### INPUT ROWS:
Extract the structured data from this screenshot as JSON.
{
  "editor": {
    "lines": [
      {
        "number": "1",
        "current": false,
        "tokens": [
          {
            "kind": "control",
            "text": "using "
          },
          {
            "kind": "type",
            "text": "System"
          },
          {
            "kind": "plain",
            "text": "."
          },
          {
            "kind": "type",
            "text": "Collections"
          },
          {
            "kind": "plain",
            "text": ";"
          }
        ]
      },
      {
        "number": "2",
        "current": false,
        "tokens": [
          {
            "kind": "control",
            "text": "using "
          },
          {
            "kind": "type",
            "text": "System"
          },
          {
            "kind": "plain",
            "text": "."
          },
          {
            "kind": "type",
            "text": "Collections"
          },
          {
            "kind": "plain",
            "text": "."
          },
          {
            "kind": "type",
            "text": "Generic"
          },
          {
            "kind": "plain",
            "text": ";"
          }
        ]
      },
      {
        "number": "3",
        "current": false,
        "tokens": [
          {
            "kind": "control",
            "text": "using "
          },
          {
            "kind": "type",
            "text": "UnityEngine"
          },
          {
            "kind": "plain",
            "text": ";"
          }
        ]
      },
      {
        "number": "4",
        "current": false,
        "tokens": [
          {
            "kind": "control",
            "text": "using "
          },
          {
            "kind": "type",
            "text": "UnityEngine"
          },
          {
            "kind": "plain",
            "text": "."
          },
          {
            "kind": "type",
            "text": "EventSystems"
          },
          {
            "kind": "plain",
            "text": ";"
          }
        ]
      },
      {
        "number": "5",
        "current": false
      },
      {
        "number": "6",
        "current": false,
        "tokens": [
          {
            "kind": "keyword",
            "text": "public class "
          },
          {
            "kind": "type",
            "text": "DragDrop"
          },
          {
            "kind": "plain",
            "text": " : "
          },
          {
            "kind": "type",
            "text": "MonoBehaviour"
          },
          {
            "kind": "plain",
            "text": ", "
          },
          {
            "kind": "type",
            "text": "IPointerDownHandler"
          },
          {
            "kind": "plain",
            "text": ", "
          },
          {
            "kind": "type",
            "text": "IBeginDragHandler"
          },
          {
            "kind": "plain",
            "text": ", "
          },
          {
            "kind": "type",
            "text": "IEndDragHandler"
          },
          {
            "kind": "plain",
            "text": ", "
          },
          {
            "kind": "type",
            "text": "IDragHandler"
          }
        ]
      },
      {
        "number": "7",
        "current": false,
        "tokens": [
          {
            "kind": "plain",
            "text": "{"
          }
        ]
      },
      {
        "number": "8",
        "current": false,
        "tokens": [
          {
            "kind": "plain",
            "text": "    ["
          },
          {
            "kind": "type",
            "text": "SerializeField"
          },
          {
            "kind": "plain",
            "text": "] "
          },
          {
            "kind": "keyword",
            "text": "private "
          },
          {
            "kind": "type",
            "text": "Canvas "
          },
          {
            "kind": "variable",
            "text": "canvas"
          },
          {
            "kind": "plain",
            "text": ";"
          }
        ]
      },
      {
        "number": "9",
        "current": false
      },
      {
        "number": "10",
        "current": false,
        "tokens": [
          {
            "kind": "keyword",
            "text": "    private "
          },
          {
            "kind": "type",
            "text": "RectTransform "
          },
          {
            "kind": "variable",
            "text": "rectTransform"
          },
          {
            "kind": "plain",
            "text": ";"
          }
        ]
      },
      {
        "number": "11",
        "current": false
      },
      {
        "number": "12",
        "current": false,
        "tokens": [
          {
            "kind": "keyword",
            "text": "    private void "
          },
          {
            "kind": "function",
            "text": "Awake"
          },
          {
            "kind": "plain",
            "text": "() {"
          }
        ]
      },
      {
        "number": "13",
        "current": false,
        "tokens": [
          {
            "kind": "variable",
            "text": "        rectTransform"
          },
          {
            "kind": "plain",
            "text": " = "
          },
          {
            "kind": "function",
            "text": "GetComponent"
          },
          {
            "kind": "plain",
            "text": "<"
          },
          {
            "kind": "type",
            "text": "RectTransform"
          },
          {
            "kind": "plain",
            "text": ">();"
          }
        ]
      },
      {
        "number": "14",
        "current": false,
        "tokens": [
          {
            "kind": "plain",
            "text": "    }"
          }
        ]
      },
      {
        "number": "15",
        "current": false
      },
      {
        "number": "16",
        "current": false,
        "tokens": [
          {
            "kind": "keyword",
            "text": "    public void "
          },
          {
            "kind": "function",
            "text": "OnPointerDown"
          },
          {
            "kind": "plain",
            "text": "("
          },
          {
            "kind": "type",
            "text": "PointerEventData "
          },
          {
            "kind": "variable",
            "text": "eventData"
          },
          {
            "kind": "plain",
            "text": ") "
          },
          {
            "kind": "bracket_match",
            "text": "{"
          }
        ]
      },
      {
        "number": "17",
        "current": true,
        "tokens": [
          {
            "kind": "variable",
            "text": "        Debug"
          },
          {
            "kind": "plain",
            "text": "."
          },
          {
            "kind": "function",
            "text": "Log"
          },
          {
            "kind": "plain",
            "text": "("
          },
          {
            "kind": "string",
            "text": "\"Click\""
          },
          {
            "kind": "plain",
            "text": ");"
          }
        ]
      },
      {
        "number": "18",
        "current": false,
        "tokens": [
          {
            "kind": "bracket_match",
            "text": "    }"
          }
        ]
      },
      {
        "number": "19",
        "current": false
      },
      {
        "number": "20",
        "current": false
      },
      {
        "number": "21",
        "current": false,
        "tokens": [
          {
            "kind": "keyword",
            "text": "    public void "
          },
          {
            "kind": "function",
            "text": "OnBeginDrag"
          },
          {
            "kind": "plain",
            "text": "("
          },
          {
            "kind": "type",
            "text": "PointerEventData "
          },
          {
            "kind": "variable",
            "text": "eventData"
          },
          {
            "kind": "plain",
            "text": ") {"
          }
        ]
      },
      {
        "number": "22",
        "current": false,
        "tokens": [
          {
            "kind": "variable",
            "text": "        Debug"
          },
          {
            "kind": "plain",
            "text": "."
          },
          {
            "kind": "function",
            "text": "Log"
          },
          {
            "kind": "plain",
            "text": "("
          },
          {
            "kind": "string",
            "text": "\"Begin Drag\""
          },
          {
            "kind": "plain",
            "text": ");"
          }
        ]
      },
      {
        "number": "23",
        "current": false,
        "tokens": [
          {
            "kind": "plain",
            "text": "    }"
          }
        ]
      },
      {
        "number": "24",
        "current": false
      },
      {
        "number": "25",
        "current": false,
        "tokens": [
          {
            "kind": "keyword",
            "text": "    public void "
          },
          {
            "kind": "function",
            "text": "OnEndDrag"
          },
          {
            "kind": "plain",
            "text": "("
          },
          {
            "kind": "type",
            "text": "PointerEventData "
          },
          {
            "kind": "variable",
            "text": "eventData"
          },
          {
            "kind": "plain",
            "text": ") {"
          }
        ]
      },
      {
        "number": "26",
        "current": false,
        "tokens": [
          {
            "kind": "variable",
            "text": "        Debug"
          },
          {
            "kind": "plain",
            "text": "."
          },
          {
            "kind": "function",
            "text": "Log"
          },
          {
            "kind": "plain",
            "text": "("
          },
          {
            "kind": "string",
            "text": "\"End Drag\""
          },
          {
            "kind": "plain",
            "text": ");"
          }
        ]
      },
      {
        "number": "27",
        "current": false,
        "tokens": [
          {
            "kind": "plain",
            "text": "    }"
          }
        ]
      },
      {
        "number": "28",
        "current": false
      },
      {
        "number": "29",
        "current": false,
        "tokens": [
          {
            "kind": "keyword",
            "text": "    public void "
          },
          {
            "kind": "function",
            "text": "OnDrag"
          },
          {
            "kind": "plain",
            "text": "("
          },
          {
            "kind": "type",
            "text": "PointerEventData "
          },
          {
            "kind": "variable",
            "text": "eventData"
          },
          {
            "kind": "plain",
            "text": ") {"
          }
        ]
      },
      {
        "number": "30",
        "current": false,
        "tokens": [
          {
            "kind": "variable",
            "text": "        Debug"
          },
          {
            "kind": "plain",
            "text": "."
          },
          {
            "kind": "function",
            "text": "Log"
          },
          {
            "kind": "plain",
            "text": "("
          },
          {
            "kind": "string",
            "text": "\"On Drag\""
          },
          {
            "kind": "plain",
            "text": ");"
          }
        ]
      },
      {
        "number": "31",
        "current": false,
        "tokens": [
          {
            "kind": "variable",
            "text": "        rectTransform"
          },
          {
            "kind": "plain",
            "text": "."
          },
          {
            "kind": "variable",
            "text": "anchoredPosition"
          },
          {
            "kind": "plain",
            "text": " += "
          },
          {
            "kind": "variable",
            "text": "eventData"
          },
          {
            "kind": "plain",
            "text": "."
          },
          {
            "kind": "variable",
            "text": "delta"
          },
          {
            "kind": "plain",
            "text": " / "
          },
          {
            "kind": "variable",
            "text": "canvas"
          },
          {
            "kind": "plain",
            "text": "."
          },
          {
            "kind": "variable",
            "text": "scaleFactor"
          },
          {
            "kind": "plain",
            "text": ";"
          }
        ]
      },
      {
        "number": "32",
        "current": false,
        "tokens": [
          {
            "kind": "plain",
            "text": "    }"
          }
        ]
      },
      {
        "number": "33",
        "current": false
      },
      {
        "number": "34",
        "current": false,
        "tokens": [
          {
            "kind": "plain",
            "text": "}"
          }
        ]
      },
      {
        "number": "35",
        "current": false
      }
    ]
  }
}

### GOAL:
Write out every line of the data that holds the word "private".

### OUTPUT:
            "text": "private "
            "text": "    private "
            "text": "    private void "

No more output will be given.